• **Exercise prompt**: Arrange every line of the records below as a Markdown table with the columns Row and Line, numbering the rows and skipping blank lines. Leave the pictures out.
* * * * *
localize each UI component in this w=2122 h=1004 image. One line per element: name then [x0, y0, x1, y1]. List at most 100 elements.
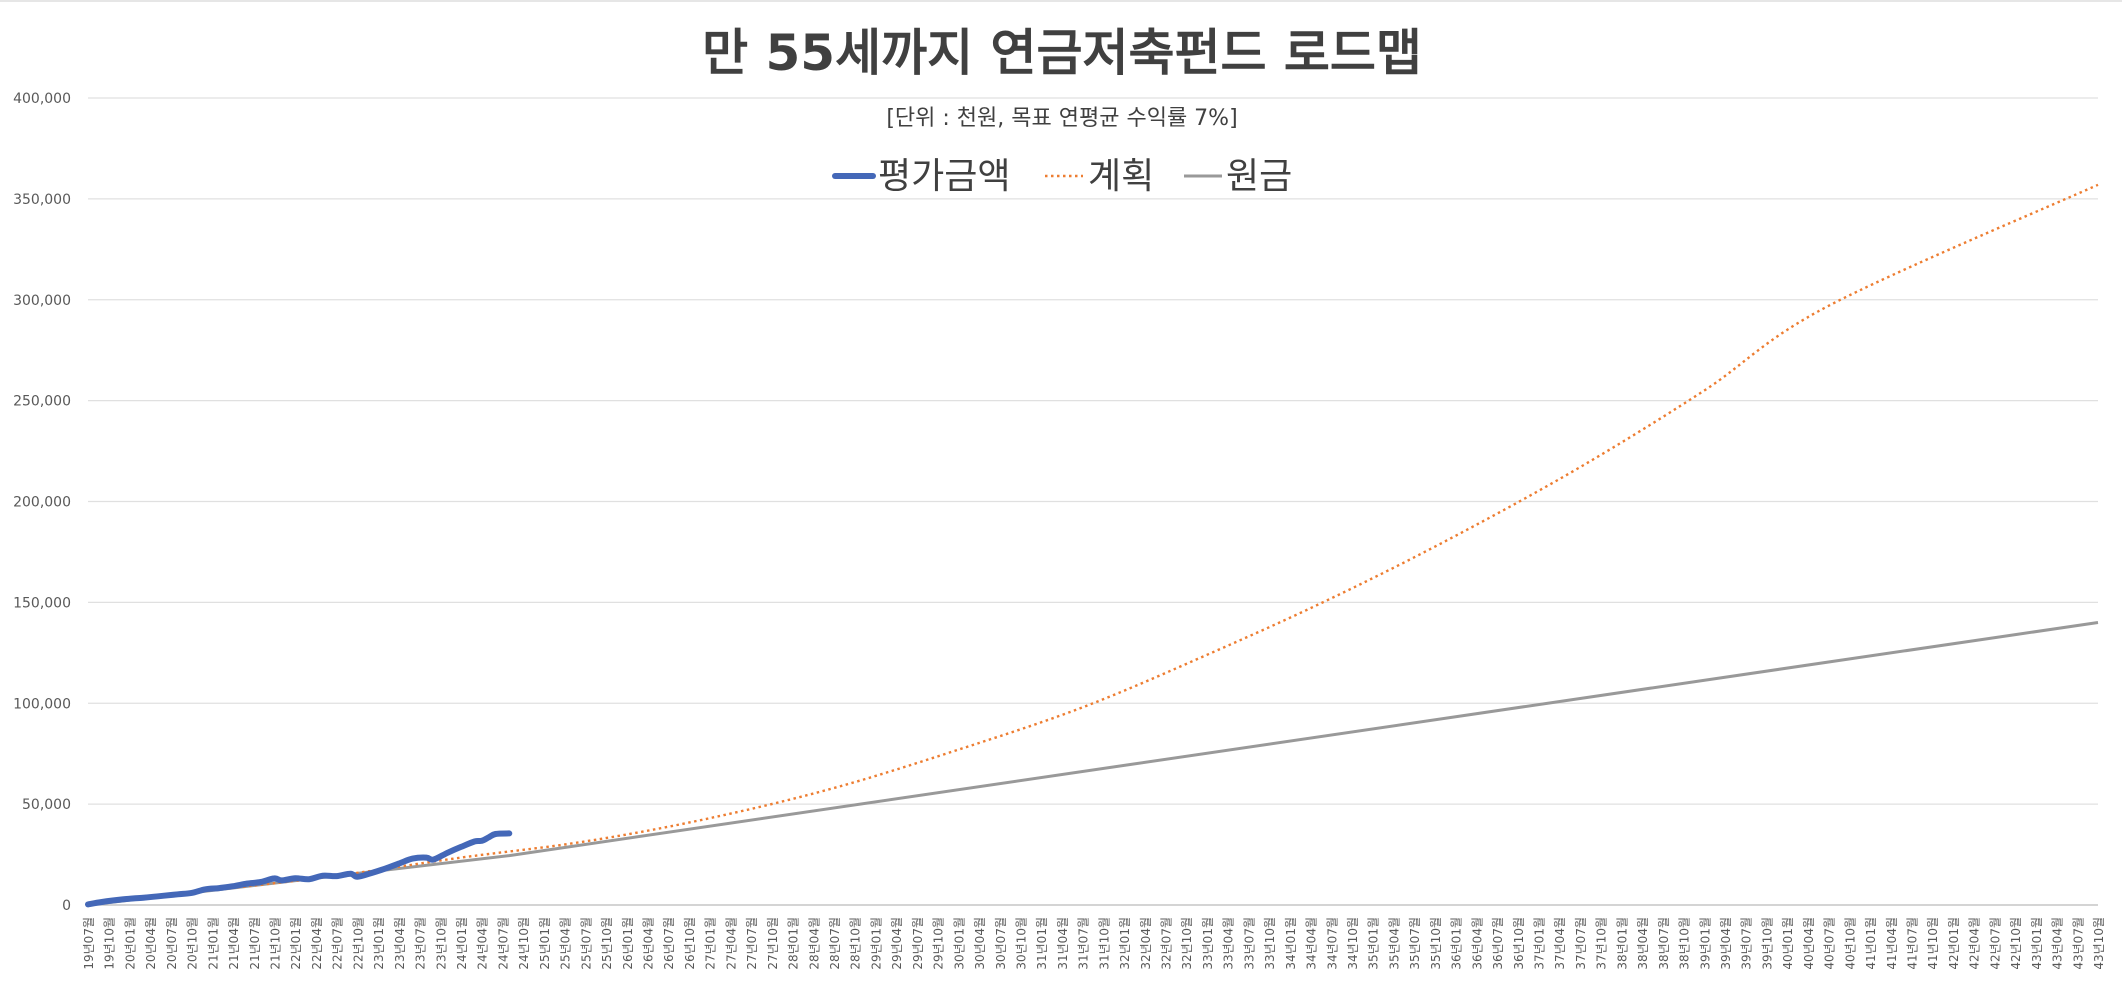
x-tick-label: 31년07월 — [1077, 917, 1091, 970]
x-tick-label: 41년04월 — [1885, 917, 1899, 970]
x-tick-label: 34년04월 — [1305, 917, 1319, 970]
x-tick-label: 43년07월 — [2071, 917, 2085, 970]
x-tick-label: 26년10월 — [683, 917, 697, 970]
x-tick-label: 20년04월 — [144, 917, 158, 970]
x-tick-label: 41년01월 — [1864, 917, 1878, 970]
x-tick-label: 29년04월 — [890, 917, 904, 970]
x-tick-label: 25년01월 — [538, 917, 552, 970]
x-tick-label: 42년04월 — [1968, 917, 1982, 970]
x-tick-label: 36년01월 — [1450, 917, 1464, 970]
legend-label-0: 평가금액 — [878, 156, 1010, 197]
legend-label-2: 원금 — [1226, 156, 1292, 197]
x-tick-label: 34년07월 — [1325, 917, 1339, 970]
x-axis-ticks: 19년07월 19년10월 20년01월 20년04월 20년07월 20년10월 21년0… — [82, 917, 2106, 970]
series-line-1 — [87, 183, 2099, 907]
x-tick-label: 32년04월 — [1139, 917, 1153, 970]
x-tick-label: 43년10월 — [2092, 917, 2106, 970]
x-tick-label: 33년04월 — [1222, 917, 1236, 970]
x-tick-label: 28년10월 — [849, 917, 863, 970]
x-tick-label: 19년10월 — [103, 917, 117, 970]
x-tick-label: 39년10월 — [1760, 917, 1774, 970]
x-tick-label: 26년01월 — [621, 917, 635, 970]
series-group — [85, 183, 2099, 908]
x-tick-label: 24년07월 — [496, 917, 510, 970]
x-tick-label: 37년01월 — [1533, 917, 1547, 970]
y-tick-label: 400,000 — [13, 91, 71, 107]
x-tick-label: 35년07월 — [1408, 917, 1422, 970]
x-tick-label: 30년07월 — [994, 917, 1008, 970]
x-tick-label: 25년07월 — [579, 917, 593, 970]
x-tick-label: 23년01월 — [372, 917, 386, 970]
y-tick-label: 50,000 — [22, 797, 71, 813]
x-tick-label: 22년07월 — [331, 917, 345, 970]
x-tick-label: 24년01월 — [455, 917, 469, 970]
y-tick-label: 150,000 — [13, 595, 71, 611]
x-tick-label: 34년01월 — [1284, 917, 1298, 970]
x-tick-label: 33년07월 — [1242, 917, 1256, 970]
x-tick-label: 35년01월 — [1367, 917, 1381, 970]
x-tick-label: 31년01월 — [1035, 917, 1049, 970]
x-tick-label: 40년04월 — [1802, 917, 1816, 970]
x-tick-label: 38년04월 — [1636, 917, 1650, 970]
x-tick-label: 33년01월 — [1201, 917, 1215, 970]
x-tick-label: 36년10월 — [1512, 917, 1526, 970]
x-tick-label: 25년10월 — [600, 917, 614, 970]
x-tick-label: 21년07월 — [248, 917, 262, 970]
x-tick-label: 23년04월 — [393, 917, 407, 970]
x-tick-label: 42년07월 — [1988, 917, 2002, 970]
x-tick-label: 33년10월 — [1263, 917, 1277, 970]
x-tick-label: 28년04월 — [807, 917, 821, 970]
x-tick-label: 27년04월 — [724, 917, 738, 970]
x-tick-label: 24년04월 — [476, 917, 490, 970]
series-line-0 — [87, 621, 2099, 907]
legend: 평가금액 계획 원금 — [832, 156, 1292, 197]
x-tick-label: 32년07월 — [1160, 917, 1174, 970]
x-tick-label: 26년07월 — [662, 917, 676, 970]
x-tick-label: 20년07월 — [165, 917, 179, 970]
x-tick-label: 21년01월 — [206, 917, 220, 970]
x-tick-label: 34년10월 — [1346, 917, 1360, 970]
x-tick-label: 28년07월 — [828, 917, 842, 970]
x-tick-label: 38년01월 — [1615, 917, 1629, 970]
x-tick-label: 39년04월 — [1719, 917, 1733, 970]
x-tick-label: 32년01월 — [1118, 917, 1132, 970]
gridlines — [88, 97, 2098, 906]
x-tick-label: 30년01월 — [952, 917, 966, 970]
x-tick-label: 21년04월 — [227, 917, 241, 970]
x-tick-label: 32년10월 — [1180, 917, 1194, 970]
chart-title: 만 55세까지 연금저축펀드 로드맵 — [702, 24, 1422, 82]
x-tick-label: 23년07월 — [414, 917, 428, 970]
x-tick-label: 38년07월 — [1657, 917, 1671, 970]
x-tick-label: 37년10월 — [1595, 917, 1609, 970]
x-tick-label: 30년04월 — [973, 917, 987, 970]
x-tick-label: 40년01월 — [1781, 917, 1795, 970]
x-tick-label: 29년07월 — [911, 917, 925, 970]
x-tick-label: 36년07월 — [1491, 917, 1505, 970]
x-tick-label: 36년04월 — [1470, 917, 1484, 970]
chart-subtitle: [단위 : 천원, 목표 연평균 수익률 7%] — [886, 106, 1237, 131]
x-tick-label: 25년04월 — [559, 917, 573, 970]
x-tick-label: 37년04월 — [1553, 917, 1567, 970]
y-tick-label: 0 — [62, 898, 71, 914]
x-tick-label: 39년01월 — [1698, 917, 1712, 970]
y-tick-label: 350,000 — [13, 192, 71, 208]
x-tick-label: 40년10월 — [1843, 917, 1857, 970]
x-tick-label: 20년10월 — [186, 917, 200, 970]
y-tick-label: 100,000 — [13, 696, 71, 712]
x-tick-label: 43년04월 — [2051, 917, 2065, 970]
x-tick-label: 30년10월 — [1014, 917, 1028, 970]
x-tick-label: 35년04월 — [1387, 917, 1401, 970]
x-tick-label: 22년10월 — [351, 917, 365, 970]
x-tick-label: 37년07월 — [1574, 917, 1588, 970]
y-axis-ticks: 0 50,000 100,000 150,000 200,000 250,000 300,0… — [13, 91, 71, 914]
y-tick-label: 250,000 — [13, 394, 71, 410]
y-tick-label: 200,000 — [13, 495, 71, 511]
x-tick-label: 27년07월 — [745, 917, 759, 970]
legend-label-1: 계획 — [1088, 156, 1154, 197]
x-tick-label: 43년01월 — [2030, 917, 2044, 970]
x-tick-label: 27년10월 — [766, 917, 780, 970]
x-tick-label: 41년07월 — [1906, 917, 1920, 970]
series-line-2 — [85, 830, 513, 908]
x-tick-label: 41년10월 — [1926, 917, 1940, 970]
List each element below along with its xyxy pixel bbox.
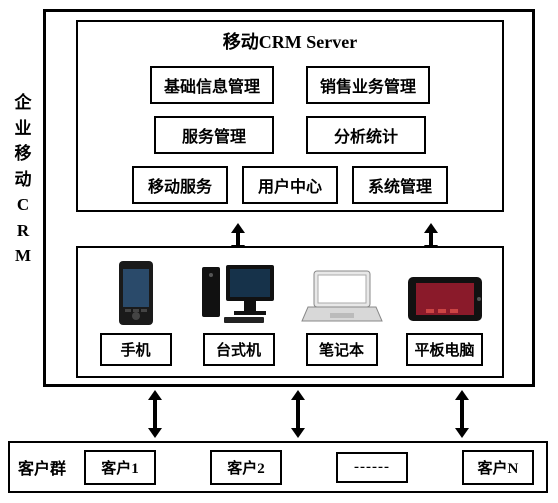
* * * * *
• **Reply to the task**:
| Row | Line |
|---|---|
| 1 | localize each UI component in this w=2122 h=1004 image. One line per element: name then [x0, y0, x1, y1]. List at most 100 elements. |
| 2 | x-tick-label: 31년07월 — [1077, 917, 1091, 970] |
| 3 | x-tick-label: 41년04월 — [1885, 917, 1899, 970] |
| 4 | x-tick-label: 34년04월 — [1305, 917, 1319, 970] |
| 5 | x-tick-label: 43년07월 — [2071, 917, 2085, 970] |
| 6 | x-tick-label: 26년10월 — [683, 917, 697, 970] |
| 7 | x-tick-label: 20년04월 — [144, 917, 158, 970] |
| 8 | x-tick-label: 41년01월 — [1864, 917, 1878, 970] |
| 9 | x-tick-label: 29년04월 — [890, 917, 904, 970] |
| 10 | x-tick-label: 25년01월 — [538, 917, 552, 970] |
| 11 | x-tick-label: 42년04월 — [1968, 917, 1982, 970] |
| 12 | x-tick-label: 36년01월 — [1450, 917, 1464, 970] |
| 13 | legend-label-0: 평가금액 — [878, 156, 1010, 197] |
| 14 | legend-label-2: 원금 — [1226, 156, 1292, 197] |
| 15 | x-tick-label: 34년07월 — [1325, 917, 1339, 970] |
| 16 | x-axis-ticks: 19년07월 19년10월 20년01월 20년04월 20년07월 20년10월 21년0… — [82, 917, 2106, 970] |
| 17 | series-line-1 — [87, 183, 2099, 907] |
| 18 | x-tick-label: 32년04월 — [1139, 917, 1153, 970] |
| 19 | x-tick-label: 43년10월 — [2092, 917, 2106, 970] |
| 20 | x-tick-label: 33년04월 — [1222, 917, 1236, 970] |
| 21 | x-tick-label: 28년10월 — [849, 917, 863, 970] |
| 22 | x-tick-label: 19년10월 — [103, 917, 117, 970] |
| 23 | x-tick-label: 39년10월 — [1760, 917, 1774, 970] |
| 24 | x-tick-label: 26년01월 — [621, 917, 635, 970] |
| 25 | series-group — [85, 183, 2099, 908] |
| 26 | x-tick-label: 24년07월 — [496, 917, 510, 970] |
| 27 | x-tick-label: 37년01월 — [1533, 917, 1547, 970] |
| 28 | y-tick-label: 400,000 — [13, 91, 71, 107] |
| 29 | x-tick-label: 35년07월 — [1408, 917, 1422, 970] |
| 30 | x-tick-label: 30년07월 — [994, 917, 1008, 970] |
| 31 | x-tick-label: 25년07월 — [579, 917, 593, 970] |
| 32 | x-tick-label: 23년01월 — [372, 917, 386, 970] |
| 33 | y-tick-label: 50,000 — [22, 797, 71, 813] |
| 34 | x-tick-label: 22년07월 — [331, 917, 345, 970] |
| 35 | x-tick-label: 24년01월 — [455, 917, 469, 970] |
| 36 | y-tick-label: 150,000 — [13, 595, 71, 611] |
| 37 | x-tick-label: 34년01월 — [1284, 917, 1298, 970] |
| 38 | x-tick-label: 33년07월 — [1242, 917, 1256, 970] |
| 39 | x-tick-label: 35년01월 — [1367, 917, 1381, 970] |
| 40 | x-tick-label: 31년01월 — [1035, 917, 1049, 970] |
| 41 | x-tick-label: 40년04월 — [1802, 917, 1816, 970] |
| 42 | x-tick-label: 38년04월 — [1636, 917, 1650, 970] |
| 43 | x-tick-label: 33년01월 — [1201, 917, 1215, 970] |
| 44 | x-tick-label: 36년10월 — [1512, 917, 1526, 970] |
| 45 | x-tick-label: 25년10월 — [600, 917, 614, 970] |
| 46 | x-tick-label: 21년07월 — [248, 917, 262, 970] |
| 47 | x-tick-label: 23년04월 — [393, 917, 407, 970] |
| 48 | x-tick-label: 42년07월 — [1988, 917, 2002, 970] |
| 49 | x-tick-label: 33년10월 — [1263, 917, 1277, 970] |
| 50 | x-tick-label: 28년04월 — [807, 917, 821, 970] |
| 51 | x-tick-label: 27년04월 — [724, 917, 738, 970] |
| 52 | x-tick-label: 24년04월 — [476, 917, 490, 970] |
| 53 | series-line-0 — [87, 621, 2099, 907] |
| 54 | legend: 평가금액 계획 원금 — [832, 156, 1292, 197] |
| 55 | x-tick-label: 32년07월 — [1160, 917, 1174, 970] |
| 56 | x-tick-label: 26년07월 — [662, 917, 676, 970] |
| 57 | x-tick-label: 20년07월 — [165, 917, 179, 970] |
| 58 | x-tick-label: 21년01월 — [206, 917, 220, 970] |
| 59 | x-tick-label: 34년10월 — [1346, 917, 1360, 970] |
| 60 | x-tick-label: 28년07월 — [828, 917, 842, 970] |
| 61 | x-tick-label: 38년01월 — [1615, 917, 1629, 970] |
| 62 | x-tick-label: 39년04월 — [1719, 917, 1733, 970] |
| 63 | x-tick-label: 32년01월 — [1118, 917, 1132, 970] |
| 64 | gridlines — [88, 97, 2098, 906] |
| 65 | x-tick-label: 30년01월 — [952, 917, 966, 970] |
| 66 | x-tick-label: 21년04월 — [227, 917, 241, 970] |
| 67 | x-tick-label: 32년10월 — [1180, 917, 1194, 970] |
| 68 | chart-title: 만 55세까지 연금저축펀드 로드맵 — [702, 24, 1422, 82] |
| 69 | x-tick-label: 23년07월 — [414, 917, 428, 970] |
| 70 | x-tick-label: 38년07월 — [1657, 917, 1671, 970] |
| 71 | x-tick-label: 37년10월 — [1595, 917, 1609, 970] |
| 72 | x-tick-label: 30년04월 — [973, 917, 987, 970] |
| 73 | x-tick-label: 40년01월 — [1781, 917, 1795, 970] |
| 74 | x-tick-label: 29년07월 — [911, 917, 925, 970] |
| 75 | x-tick-label: 36년07월 — [1491, 917, 1505, 970] |
| 76 | x-tick-label: 36년04월 — [1470, 917, 1484, 970] |
| 77 | chart-subtitle: [단위 : 천원, 목표 연평균 수익률 7%] — [886, 106, 1237, 131] |
| 78 | x-tick-label: 25년04월 — [559, 917, 573, 970] |
| 79 | x-tick-label: 37년04월 — [1553, 917, 1567, 970] |
| 80 | y-tick-label: 0 — [62, 898, 71, 914] |
| 81 | x-tick-label: 39년01월 — [1698, 917, 1712, 970] |
| 82 | y-tick-label: 350,000 — [13, 192, 71, 208] |
| 83 | x-tick-label: 40년10월 — [1843, 917, 1857, 970] |
| 84 | x-tick-label: 20년10월 — [186, 917, 200, 970] |
| 85 | y-tick-label: 100,000 — [13, 696, 71, 712] |
| 86 | x-tick-label: 43년04월 — [2051, 917, 2065, 970] |
| 87 | x-tick-label: 30년10월 — [1014, 917, 1028, 970] |
| 88 | x-tick-label: 35년04월 — [1387, 917, 1401, 970] |
| 89 | x-tick-label: 22년10월 — [351, 917, 365, 970] |
| 90 | x-tick-label: 37년07월 — [1574, 917, 1588, 970] |
| 91 | y-axis-ticks: 0 50,000 100,000 150,000 200,000 250,000 300,0… — [13, 91, 71, 914] |
| 92 | y-tick-label: 250,000 — [13, 394, 71, 410] |
| 93 | y-tick-label: 200,000 — [13, 495, 71, 511] |
| 94 | x-tick-label: 27년07월 — [745, 917, 759, 970] |
| 95 | legend-label-1: 계획 — [1088, 156, 1154, 197] |
| 96 | x-tick-label: 43년01월 — [2030, 917, 2044, 970] |
| 97 | x-tick-label: 27년10월 — [766, 917, 780, 970] |
| 98 | x-tick-label: 41년07월 — [1906, 917, 1920, 970] |
| 99 | series-line-2 — [85, 830, 513, 908] |
| 100 | x-tick-label: 41년10월 — [1926, 917, 1940, 970] |
| 101 | List each element below along with its xyxy pixel bbox. |